Items from a dataset
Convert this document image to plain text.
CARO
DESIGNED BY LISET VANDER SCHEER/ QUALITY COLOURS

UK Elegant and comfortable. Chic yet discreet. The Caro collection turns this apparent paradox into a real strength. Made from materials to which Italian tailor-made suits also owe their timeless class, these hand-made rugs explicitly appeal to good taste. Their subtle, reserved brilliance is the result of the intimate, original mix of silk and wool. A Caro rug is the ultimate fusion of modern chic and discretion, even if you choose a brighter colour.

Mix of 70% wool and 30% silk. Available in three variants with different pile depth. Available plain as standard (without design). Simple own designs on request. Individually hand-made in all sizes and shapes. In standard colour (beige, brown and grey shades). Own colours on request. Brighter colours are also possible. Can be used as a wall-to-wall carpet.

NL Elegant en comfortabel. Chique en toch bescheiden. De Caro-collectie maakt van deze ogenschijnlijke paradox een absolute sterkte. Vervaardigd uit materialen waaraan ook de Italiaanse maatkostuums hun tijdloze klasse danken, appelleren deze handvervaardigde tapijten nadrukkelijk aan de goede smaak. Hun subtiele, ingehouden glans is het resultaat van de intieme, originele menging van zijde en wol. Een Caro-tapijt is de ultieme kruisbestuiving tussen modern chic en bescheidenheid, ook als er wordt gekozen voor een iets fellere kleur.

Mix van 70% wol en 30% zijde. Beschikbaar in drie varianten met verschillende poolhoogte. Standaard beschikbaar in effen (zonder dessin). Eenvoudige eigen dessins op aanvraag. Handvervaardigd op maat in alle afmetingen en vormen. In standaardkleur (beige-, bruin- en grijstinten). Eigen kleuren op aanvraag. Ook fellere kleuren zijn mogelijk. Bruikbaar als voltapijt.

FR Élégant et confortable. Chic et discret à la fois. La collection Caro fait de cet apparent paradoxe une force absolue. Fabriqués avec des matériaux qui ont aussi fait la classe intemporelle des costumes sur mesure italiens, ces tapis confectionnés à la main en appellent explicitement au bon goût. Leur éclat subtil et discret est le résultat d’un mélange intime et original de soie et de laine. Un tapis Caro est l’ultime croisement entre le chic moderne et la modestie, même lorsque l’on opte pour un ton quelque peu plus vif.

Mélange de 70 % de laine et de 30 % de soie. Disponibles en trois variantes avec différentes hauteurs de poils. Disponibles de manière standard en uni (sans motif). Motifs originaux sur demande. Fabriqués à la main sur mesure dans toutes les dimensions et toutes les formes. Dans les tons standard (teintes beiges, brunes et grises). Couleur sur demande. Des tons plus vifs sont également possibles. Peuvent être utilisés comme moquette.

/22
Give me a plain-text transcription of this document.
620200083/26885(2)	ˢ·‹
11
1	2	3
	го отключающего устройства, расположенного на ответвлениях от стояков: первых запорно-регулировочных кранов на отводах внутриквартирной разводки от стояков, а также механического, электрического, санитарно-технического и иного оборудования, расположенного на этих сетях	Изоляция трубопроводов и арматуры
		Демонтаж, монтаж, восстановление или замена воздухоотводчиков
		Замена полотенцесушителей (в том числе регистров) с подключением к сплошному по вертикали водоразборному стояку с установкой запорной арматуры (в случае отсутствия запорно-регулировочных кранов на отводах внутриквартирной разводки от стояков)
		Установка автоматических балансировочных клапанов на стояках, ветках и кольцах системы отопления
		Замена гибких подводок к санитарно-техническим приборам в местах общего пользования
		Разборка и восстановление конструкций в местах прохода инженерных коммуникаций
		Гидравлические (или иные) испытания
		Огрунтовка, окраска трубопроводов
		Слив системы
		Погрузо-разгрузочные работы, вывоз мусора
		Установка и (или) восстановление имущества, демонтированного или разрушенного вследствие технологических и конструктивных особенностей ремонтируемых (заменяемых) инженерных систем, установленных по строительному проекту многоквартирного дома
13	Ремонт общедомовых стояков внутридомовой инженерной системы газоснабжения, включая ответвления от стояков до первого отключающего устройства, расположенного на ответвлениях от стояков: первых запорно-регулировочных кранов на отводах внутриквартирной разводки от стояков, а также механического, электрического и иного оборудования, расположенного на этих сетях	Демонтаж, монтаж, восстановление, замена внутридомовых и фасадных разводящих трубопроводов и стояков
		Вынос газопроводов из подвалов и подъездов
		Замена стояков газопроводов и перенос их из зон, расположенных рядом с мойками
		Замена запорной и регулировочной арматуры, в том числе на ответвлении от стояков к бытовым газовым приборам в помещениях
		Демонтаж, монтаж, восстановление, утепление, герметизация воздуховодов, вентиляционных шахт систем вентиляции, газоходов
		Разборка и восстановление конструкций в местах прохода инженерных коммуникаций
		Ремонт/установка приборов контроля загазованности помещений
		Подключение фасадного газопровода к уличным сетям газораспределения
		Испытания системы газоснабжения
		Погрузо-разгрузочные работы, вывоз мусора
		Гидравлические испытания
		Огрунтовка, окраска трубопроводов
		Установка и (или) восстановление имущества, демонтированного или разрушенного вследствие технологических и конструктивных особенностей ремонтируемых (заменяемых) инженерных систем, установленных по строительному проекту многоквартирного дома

## PROBLEM DETAILS
Repeat all the entries exactly as given.

## RESPONSE TO THIS TASK
Convert this document image to plain text.
CARO
DESIGNED BY LISET VANDER SCHEER/ QUALITY COLOURS

UK Elegant and comfortable. Chic yet discreet. The Caro collection turns this apparent paradox into a real strength. Made from materials to which Italian tailor-made suits also owe their timeless class, these hand-made rugs explicitly appeal to good taste. Their subtle, reserved brilliance is the result of the intimate, original mix of silk and wool. A Caro rug is the ultimate fusion of modern chic and discretion, even if you choose a brighter colour.

Mix of 70% wool and 30% silk. Available in three variants with different pile depth. Available plain as standard (without design). Simple own designs on request. Individually hand-made in all sizes and shapes. In standard colour (beige, brown and grey shades). Own colours on request. Brighter colours are also possible. Can be used as a wall-to-wall carpet.

NL Elegant en comfortabel. Chique en toch bescheiden. De Caro-collectie maakt van deze ogenschijnlijke paradox een absolute sterkte. Vervaardigd uit materialen waaraan ook de Italiaanse maatkostuums hun tijdloze klasse danken, appelleren deze handvervaardigde tapijten nadrukkelijk aan de goede smaak. Hun subtiele, ingehouden glans is het resultaat van de intieme, originele menging van zijde en wol. Een Caro-tapijt is de ultieme kruisbestuiving tussen modern chic en bescheidenheid, ook als er wordt gekozen voor een iets fellere kleur.

Mix van 70% wol en 30% zijde. Beschikbaar in drie varianten met verschillende poolhoogte. Standaard beschikbaar in effen (zonder dessin). Eenvoudige eigen dessins op aanvraag. Handvervaardigd op maat in alle afmetingen en vormen. In standaardkleur (beige-, bruin- en grijstinten). Eigen kleuren op aanvraag. Ook fellere kleuren zijn mogelijk. Bruikbaar als voltapijt.

FR Élégant et confortable. Chic et discret à la fois. La collection Caro fait de cet apparent paradoxe une force absolue. Fabriqués avec des matériaux qui ont aussi fait la classe intemporelle des costumes sur mesure italiens, ces tapis confectionnés à la main en appellent explicitement au bon goût. Leur éclat subtil et discret est le résultat d’un mélange intime et original de soie et de laine. Un tapis Caro est l’ultime croisement entre le chic moderne et la modestie, même lorsque l’on opte pour un ton quelque peu plus vif.

Mélange de 70 % de laine et de 30 % de soie. Disponibles en trois variantes avec différentes hauteurs de poils. Disponibles de manière standard en uni (sans motif). Motifs originaux sur demande. Fabriqués à la main sur mesure dans toutes les dimensions et toutes les formes. Dans les tons standard (teintes beiges, brunes et grises). Couleur sur demande. Des tons plus vifs sont également possibles. Peuvent être utilisés comme moquette.

/22
Give me a plain-text transcription of this document.
620200083/26885(2)	ˢ·‹
11
1	2	3
	го отключающего устройства, расположенного на ответвлениях от стояков: первых запорно-регулировочных кранов на отводах внутриквартирной разводки от стояков, а также механического, электрического, санитарно-технического и иного оборудования, расположенного на этих сетях	Изоляция трубопроводов и арматуры
		Демонтаж, монтаж, восстановление или замена воздухоотводчиков
		Замена полотенцесушителей (в том числе регистров) с подключением к сплошному по вертикали водоразборному стояку с установкой запорной арматуры (в случае отсутствия запорно-регулировочных кранов на отводах внутриквартирной разводки от стояков)
		Установка автоматических балансировочных клапанов на стояках, ветках и кольцах системы отопления
		Замена гибких подводок к санитарно-техническим приборам в местах общего пользования
		Разборка и восстановление конструкций в местах прохода инженерных коммуникаций
		Гидравлические (или иные) испытания
		Огрунтовка, окраска трубопроводов
		Слив системы
		Погрузо-разгрузочные работы, вывоз мусора
		Установка и (или) восстановление имущества, демонтированного или разрушенного вследствие технологических и конструктивных особенностей ремонтируемых (заменяемых) инженерных систем, установленных по строительному проекту многоквартирного дома
13	Ремонт общедомовых стояков внутридомовой инженерной системы газоснабжения, включая ответвления от стояков до первого отключающего устройства, расположенного на ответвлениях от стояков: первых запорно-регулировочных кранов на отводах внутриквартирной разводки от стояков, а также механического, электрического и иного оборудования, расположенного на этих сетях	Демонтаж, монтаж, восстановление, замена внутридомовых и фасадных разводящих трубопроводов и стояков
		Вынос газопроводов из подвалов и подъездов
		Замена стояков газопроводов и перенос их из зон, расположенных рядом с мойками
		Замена запорной и регулировочной арматуры, в том числе на ответвлении от стояков к бытовым газовым приборам в помещениях
		Демонтаж, монтаж, восстановление, утепление, герметизация воздуховодов, вентиляционных шахт систем вентиляции, газоходов
		Разборка и восстановление конструкций в местах прохода инженерных коммуникаций
		Ремонт/установка приборов контроля загазованности помещений
		Подключение фасадного газопровода к уличным сетям газораспределения
		Испытания системы газоснабжения
		Погрузо-разгрузочные работы, вывоз мусора
		Гидравлические испытания
		Огрунтовка, окраска трубопроводов
		Установка и (или) восстановление имущества, демонтированного или разрушенного вследствие технологических и конструктивных особенностей ремонтируемых (заменяемых) инженерных систем, установленных по строительному проекту многоквартирного дома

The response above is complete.